EXERCISE DETAILS = Retype the listing that follows, word for word.

[BEGIN DATA RECORDS]

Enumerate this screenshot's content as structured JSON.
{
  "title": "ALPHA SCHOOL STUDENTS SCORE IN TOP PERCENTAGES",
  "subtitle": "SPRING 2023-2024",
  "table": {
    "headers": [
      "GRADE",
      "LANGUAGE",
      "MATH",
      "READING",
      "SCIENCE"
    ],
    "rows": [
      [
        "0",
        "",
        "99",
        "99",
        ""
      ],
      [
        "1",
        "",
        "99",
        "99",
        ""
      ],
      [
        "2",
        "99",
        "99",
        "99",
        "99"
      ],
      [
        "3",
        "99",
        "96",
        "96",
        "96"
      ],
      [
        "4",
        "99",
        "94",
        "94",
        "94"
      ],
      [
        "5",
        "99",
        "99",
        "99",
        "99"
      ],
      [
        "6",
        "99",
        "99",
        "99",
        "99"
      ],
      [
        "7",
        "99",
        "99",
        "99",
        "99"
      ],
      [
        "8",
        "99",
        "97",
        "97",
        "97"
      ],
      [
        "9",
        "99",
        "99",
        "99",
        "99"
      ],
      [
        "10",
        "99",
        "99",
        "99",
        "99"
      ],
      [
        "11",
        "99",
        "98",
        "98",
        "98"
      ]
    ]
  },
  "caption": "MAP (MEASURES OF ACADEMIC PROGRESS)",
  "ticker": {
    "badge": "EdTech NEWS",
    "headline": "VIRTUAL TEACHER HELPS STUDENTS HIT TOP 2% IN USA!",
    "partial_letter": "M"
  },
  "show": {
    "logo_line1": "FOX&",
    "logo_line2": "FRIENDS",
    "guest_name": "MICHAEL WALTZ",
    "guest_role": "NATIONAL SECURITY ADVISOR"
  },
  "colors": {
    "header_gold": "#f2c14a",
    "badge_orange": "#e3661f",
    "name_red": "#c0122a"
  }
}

[END DATA RECORDS]

RESULT OF THE EXERCISE =
Enumerate this screenshot's content as structured JSON.
{
  "title": "ALPHA SCHOOL STUDENTS SCORE IN TOP PERCENTAGES",
  "subtitle": "SPRING 2023-2024",
  "table": {
    "headers": [
      "GRADE",
      "LANGUAGE",
      "MATH",
      "READING",
      "SCIENCE"
    ],
    "rows": [
      [
        "0",
        "",
        "99",
        "99",
        ""
      ],
      [
        "1",
        "",
        "99",
        "99",
        ""
      ],
      [
        "2",
        "99",
        "99",
        "99",
        "99"
      ],
      [
        "3",
        "99",
        "96",
        "96",
        "96"
      ],
      [
        "4",
        "99",
        "94",
        "94",
        "94"
      ],
      [
        "5",
        "99",
        "99",
        "99",
        "99"
      ],
      [
        "6",
        "99",
        "99",
        "99",
        "99"
      ],
      [
        "7",
        "99",
        "99",
        "99",
        "99"
      ],
      [
        "8",
        "99",
        "97",
        "97",
        "97"
      ],
      [
        "9",
        "99",
        "99",
        "99",
        "99"
      ],
      [
        "10",
        "99",
        "99",
        "99",
        "99"
      ],
      [
        "11",
        "99",
        "98",
        "98",
        "98"
      ]
    ]
  },
  "caption": "MAP (MEASURES OF ACADEMIC PROGRESS)",
  "ticker": {
    "badge": "EdTech NEWS",
    "headline": "VIRTUAL TEACHER HELPS STUDENTS HIT TOP 2% IN USA!",
    "partial_letter": "M"
  },
  "show": {
    "logo_line1": "FOX&",
    "logo_line2": "FRIENDS",
    "guest_name": "MICHAEL WALTZ",
    "guest_role": "NATIONAL SECURITY ADVISOR"
  },
  "colors": {
    "header_gold": "#f2c14a",
    "badge_orange": "#e3661f",
    "name_red": "#c0122a"
  }
}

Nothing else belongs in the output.